§ **WHAT YOU HAVE TO DO**
Answer from the article on test-driven development below:
(a) What name was given to the DateTime variable?
(b) What value should the system return at exactly 7am on August 8, 2019?
(c) What was the unit test called?

— BEGIN READING TEXT —

Best practices in test-driven development

Image by:

Opensource.com

In my previous series on test-driven development (TDD) and mutation testing, I demonstrated the benefits of relying on examples when building a solution. That begs the question: What does "relying on examples" mean?

In that series, I described one of my expectations when building a solution to determine whether it's daytime or nighttime. I provided an example of a specific hour of the day that I consider to fall in the daytime category. I created a DateTime variable named dayHour and gave it the specific value of August 8, 2019, 7 hours, 0 minutes, 0 seconds.

My logic (or way of reasoning) was: "When the system is notified that the time is exactly 7am on August 8, 2019, I expect that the system will perform the necessary calculations and return the value Daylight."

Armed with such a specific example, it was very easy to create a unit test (Given7amReturnDaylight). I then ran the tests and watched my unit test fail, which gave me the opportunity to work on fixing this early failure.

— END READING TEXT —
— BEGIN SUPPLIED INFORMATION —

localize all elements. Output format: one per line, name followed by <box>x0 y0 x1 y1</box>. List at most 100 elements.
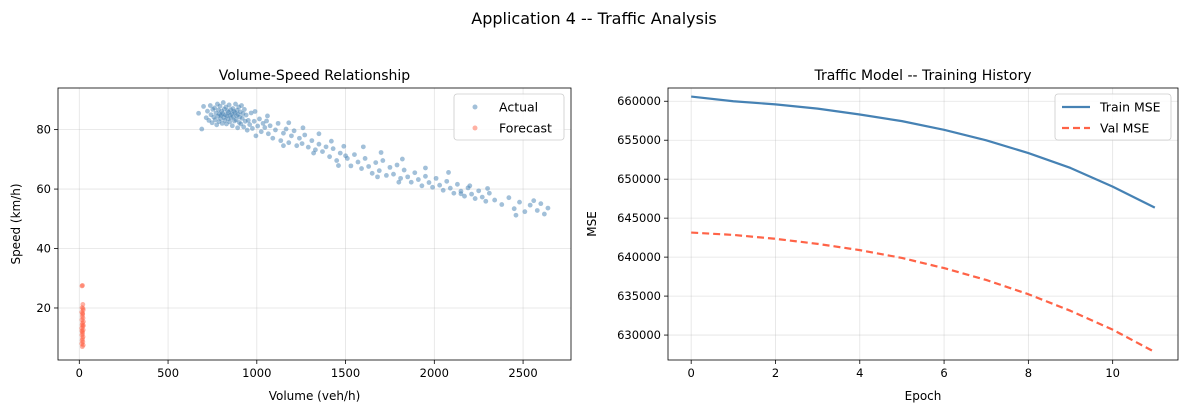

— END SUPPLIED INFORMATION —

§ **EXERCISE RESULT**
(a) dayHour
(b) Daylight
(c) Given7amReturnDaylight